Transcribe the whole listing without a single picture.
== == ==
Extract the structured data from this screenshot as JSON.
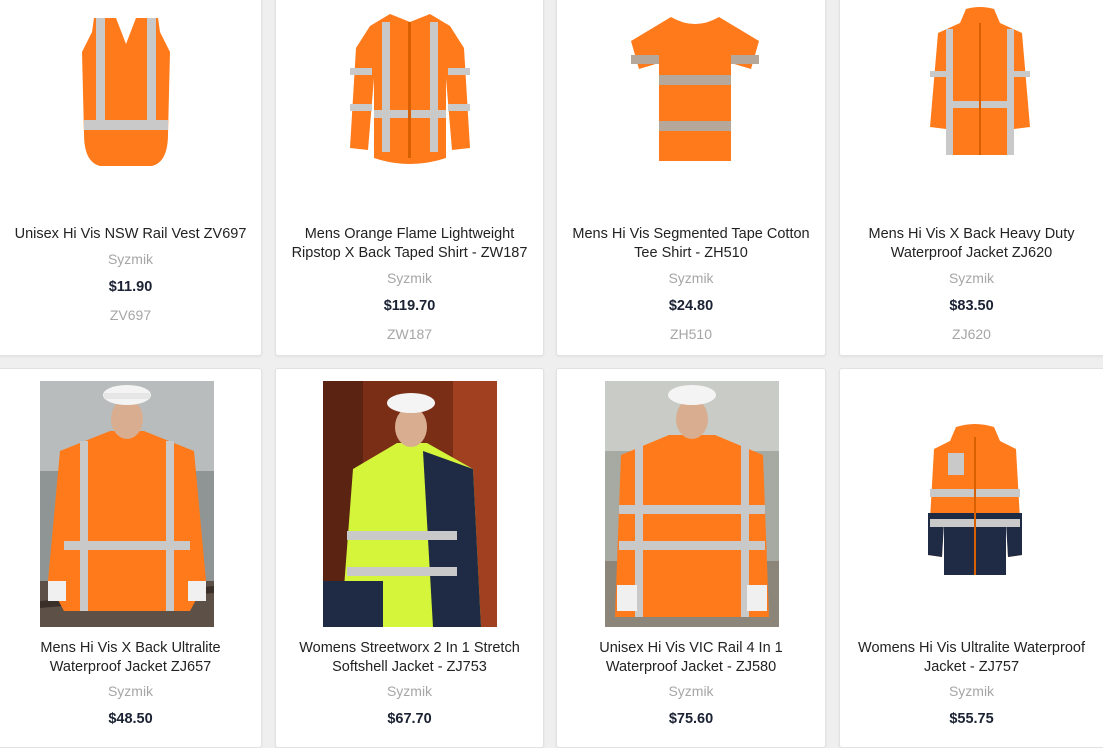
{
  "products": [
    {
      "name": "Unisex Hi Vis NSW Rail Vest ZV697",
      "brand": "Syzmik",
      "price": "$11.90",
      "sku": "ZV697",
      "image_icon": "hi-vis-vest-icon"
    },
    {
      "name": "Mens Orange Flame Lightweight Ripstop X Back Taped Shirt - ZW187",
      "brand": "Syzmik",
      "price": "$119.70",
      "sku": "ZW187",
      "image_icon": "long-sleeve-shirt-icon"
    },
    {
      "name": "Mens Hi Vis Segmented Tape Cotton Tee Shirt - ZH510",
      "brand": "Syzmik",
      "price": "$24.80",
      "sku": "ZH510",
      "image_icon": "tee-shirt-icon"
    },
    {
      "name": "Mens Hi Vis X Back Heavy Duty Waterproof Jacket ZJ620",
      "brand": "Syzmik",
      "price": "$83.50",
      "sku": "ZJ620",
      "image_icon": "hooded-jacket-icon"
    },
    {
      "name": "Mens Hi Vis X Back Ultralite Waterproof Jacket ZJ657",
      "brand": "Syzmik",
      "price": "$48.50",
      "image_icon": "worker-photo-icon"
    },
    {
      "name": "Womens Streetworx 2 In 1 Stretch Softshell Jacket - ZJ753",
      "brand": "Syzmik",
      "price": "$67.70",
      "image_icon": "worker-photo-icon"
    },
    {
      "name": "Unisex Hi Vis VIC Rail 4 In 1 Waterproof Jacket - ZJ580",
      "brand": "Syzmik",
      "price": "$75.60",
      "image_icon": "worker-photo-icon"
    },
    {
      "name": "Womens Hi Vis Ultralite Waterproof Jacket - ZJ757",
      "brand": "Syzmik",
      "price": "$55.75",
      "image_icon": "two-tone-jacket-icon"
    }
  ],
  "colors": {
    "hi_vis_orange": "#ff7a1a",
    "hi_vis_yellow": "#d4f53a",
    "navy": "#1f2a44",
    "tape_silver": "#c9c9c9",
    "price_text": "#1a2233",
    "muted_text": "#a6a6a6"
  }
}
== == ==
### [SOLUTION FOR THIS EXERCISE]
Extract the structured data from this screenshot as JSON.
{
  "products": [
    {
      "name": "Unisex Hi Vis NSW Rail Vest ZV697",
      "brand": "Syzmik",
      "price": "$11.90",
      "sku": "ZV697",
      "image_icon": "hi-vis-vest-icon"
    },
    {
      "name": "Mens Orange Flame Lightweight Ripstop X Back Taped Shirt - ZW187",
      "brand": "Syzmik",
      "price": "$119.70",
      "sku": "ZW187",
      "image_icon": "long-sleeve-shirt-icon"
    },
    {
      "name": "Mens Hi Vis Segmented Tape Cotton Tee Shirt - ZH510",
      "brand": "Syzmik",
      "price": "$24.80",
      "sku": "ZH510",
      "image_icon": "tee-shirt-icon"
    },
    {
      "name": "Mens Hi Vis X Back Heavy Duty Waterproof Jacket ZJ620",
      "brand": "Syzmik",
      "price": "$83.50",
      "sku": "ZJ620",
      "image_icon": "hooded-jacket-icon"
    },
    {
      "name": "Mens Hi Vis X Back Ultralite Waterproof Jacket ZJ657",
      "brand": "Syzmik",
      "price": "$48.50",
      "image_icon": "worker-photo-icon"
    },
    {
      "name": "Womens Streetworx 2 In 1 Stretch Softshell Jacket - ZJ753",
      "brand": "Syzmik",
      "price": "$67.70",
      "image_icon": "worker-photo-icon"
    },
    {
      "name": "Unisex Hi Vis VIC Rail 4 In 1 Waterproof Jacket - ZJ580",
      "brand": "Syzmik",
      "price": "$75.60",
      "image_icon": "worker-photo-icon"
    },
    {
      "name": "Womens Hi Vis Ultralite Waterproof Jacket - ZJ757",
      "brand": "Syzmik",
      "price": "$55.75",
      "image_icon": "two-tone-jacket-icon"
    }
  ],
  "colors": {
    "hi_vis_orange": "#ff7a1a",
    "hi_vis_yellow": "#d4f53a",
    "navy": "#1f2a44",
    "tape_silver": "#c9c9c9",
    "price_text": "#1a2233",
    "muted_text": "#a6a6a6"
  }
}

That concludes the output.